------ EXERCISE INPUT ------
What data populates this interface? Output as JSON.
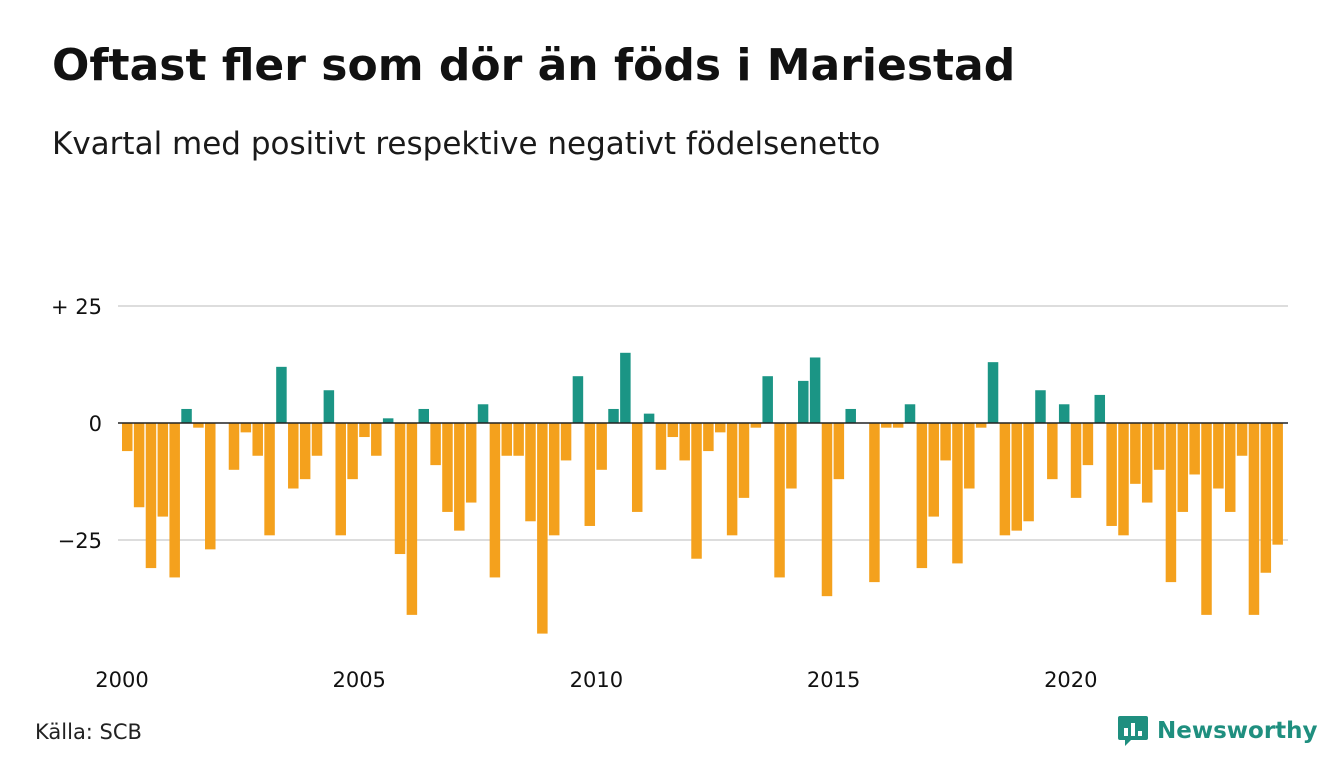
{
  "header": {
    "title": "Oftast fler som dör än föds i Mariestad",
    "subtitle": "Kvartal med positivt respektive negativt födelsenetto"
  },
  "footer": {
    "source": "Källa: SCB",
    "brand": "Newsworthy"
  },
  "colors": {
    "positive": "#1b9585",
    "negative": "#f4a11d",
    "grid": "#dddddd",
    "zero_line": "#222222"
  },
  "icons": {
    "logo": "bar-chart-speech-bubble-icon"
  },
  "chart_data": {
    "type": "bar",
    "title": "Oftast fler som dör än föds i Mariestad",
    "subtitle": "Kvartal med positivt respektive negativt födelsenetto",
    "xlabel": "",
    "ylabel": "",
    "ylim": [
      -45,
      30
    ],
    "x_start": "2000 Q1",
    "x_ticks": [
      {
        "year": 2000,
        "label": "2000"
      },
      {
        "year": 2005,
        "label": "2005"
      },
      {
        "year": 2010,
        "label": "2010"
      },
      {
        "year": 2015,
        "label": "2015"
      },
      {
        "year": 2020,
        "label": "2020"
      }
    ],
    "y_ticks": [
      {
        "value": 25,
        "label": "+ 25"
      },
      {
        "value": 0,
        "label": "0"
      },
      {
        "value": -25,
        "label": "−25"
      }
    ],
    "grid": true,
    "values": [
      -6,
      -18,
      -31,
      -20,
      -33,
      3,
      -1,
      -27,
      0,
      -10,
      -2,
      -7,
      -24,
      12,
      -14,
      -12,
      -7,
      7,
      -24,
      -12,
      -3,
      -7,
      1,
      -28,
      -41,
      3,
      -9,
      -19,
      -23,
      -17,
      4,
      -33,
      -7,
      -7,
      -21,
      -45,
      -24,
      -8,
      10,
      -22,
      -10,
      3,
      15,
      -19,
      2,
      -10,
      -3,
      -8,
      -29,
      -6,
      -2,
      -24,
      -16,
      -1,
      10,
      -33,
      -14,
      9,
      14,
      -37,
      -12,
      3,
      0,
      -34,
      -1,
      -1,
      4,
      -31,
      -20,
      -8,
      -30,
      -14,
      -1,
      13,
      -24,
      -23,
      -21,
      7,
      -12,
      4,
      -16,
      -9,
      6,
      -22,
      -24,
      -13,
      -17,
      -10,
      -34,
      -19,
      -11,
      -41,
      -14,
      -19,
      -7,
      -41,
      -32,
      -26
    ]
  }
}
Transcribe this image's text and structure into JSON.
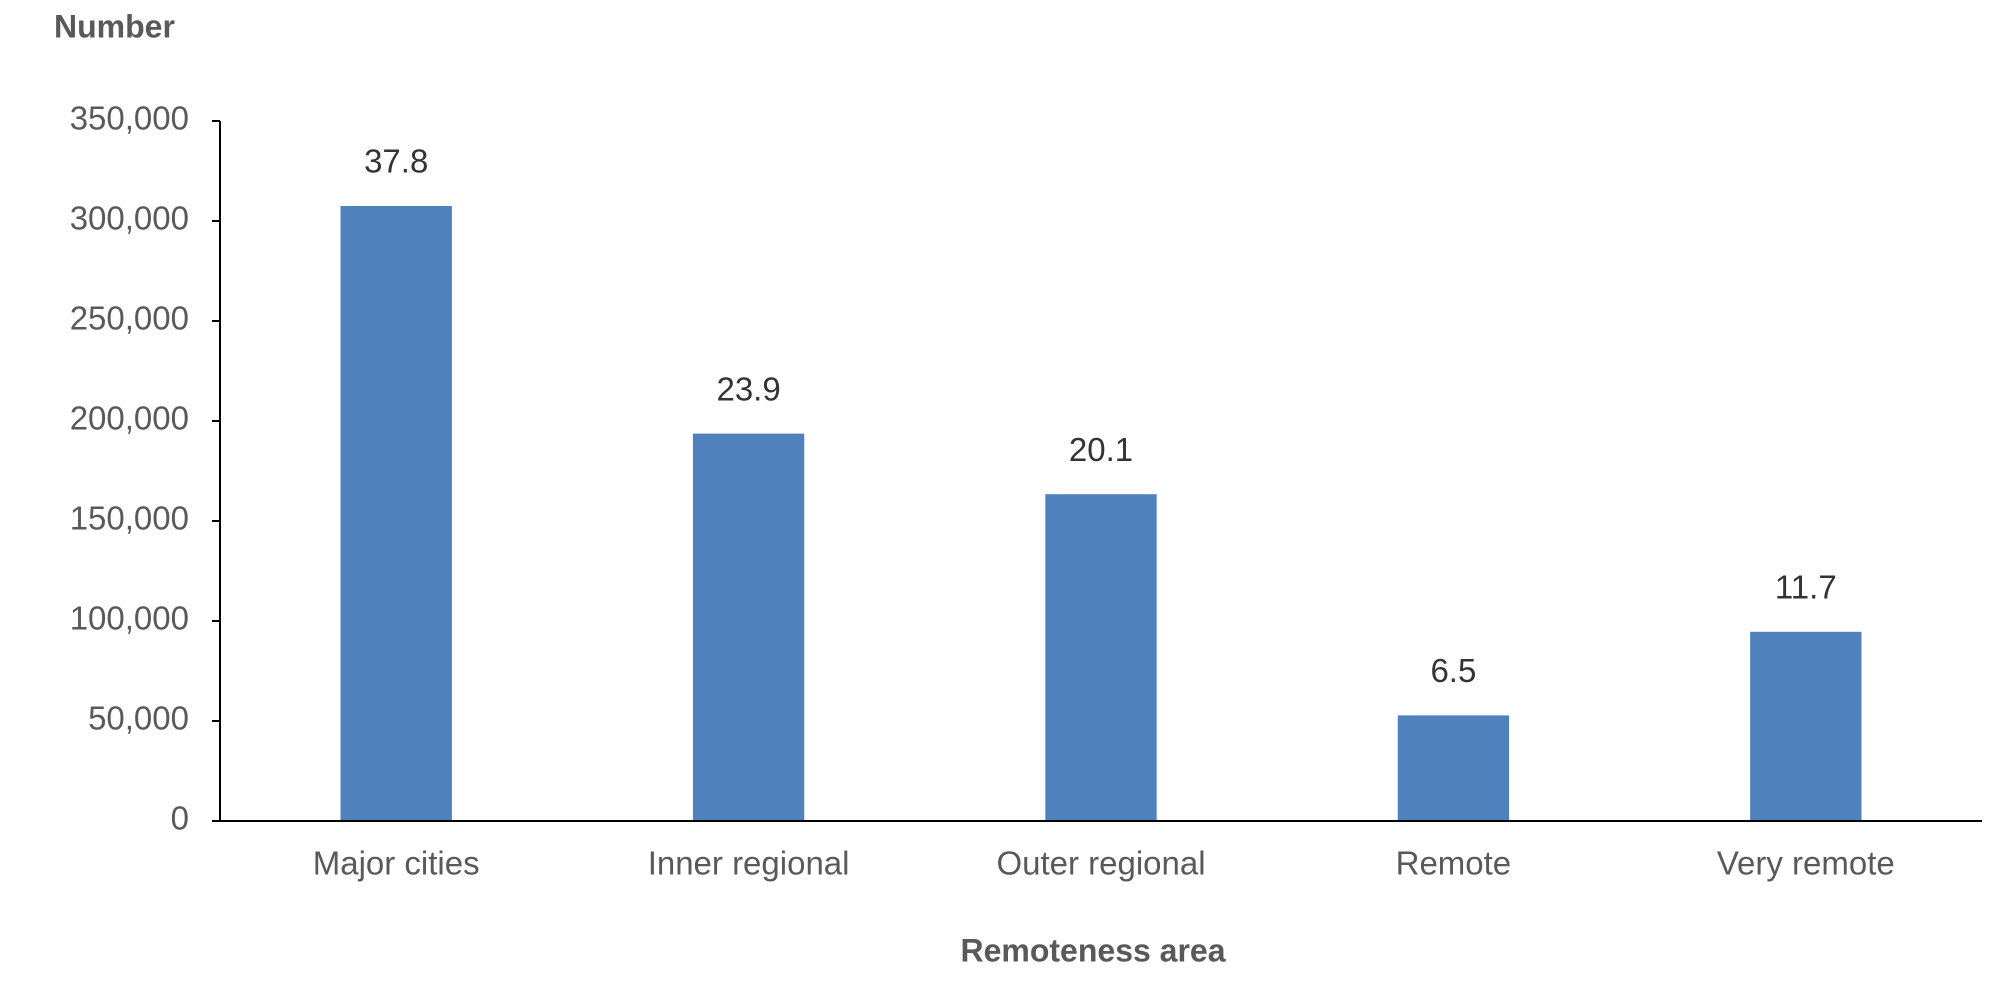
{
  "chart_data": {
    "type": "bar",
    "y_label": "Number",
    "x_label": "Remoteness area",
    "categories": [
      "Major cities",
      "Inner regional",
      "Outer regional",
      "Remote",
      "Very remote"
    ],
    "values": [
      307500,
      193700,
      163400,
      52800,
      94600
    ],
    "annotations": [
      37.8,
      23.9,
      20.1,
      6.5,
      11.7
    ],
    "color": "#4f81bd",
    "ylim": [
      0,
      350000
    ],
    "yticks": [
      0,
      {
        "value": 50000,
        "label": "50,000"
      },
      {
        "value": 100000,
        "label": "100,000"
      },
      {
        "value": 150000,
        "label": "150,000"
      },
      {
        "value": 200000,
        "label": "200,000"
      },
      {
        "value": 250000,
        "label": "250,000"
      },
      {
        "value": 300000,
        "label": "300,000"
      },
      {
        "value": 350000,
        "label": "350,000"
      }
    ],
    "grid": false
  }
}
------
__SHORT TASK__
Pick out the lines containing the word "respektive" and show them.

__RESPONSE TO THE TASK__
    "subtitle": "Kvartal med positivt respektive negativt födelsenetto"
    "subtitle": "Kvartal med positivt respektive negativt födelsenetto",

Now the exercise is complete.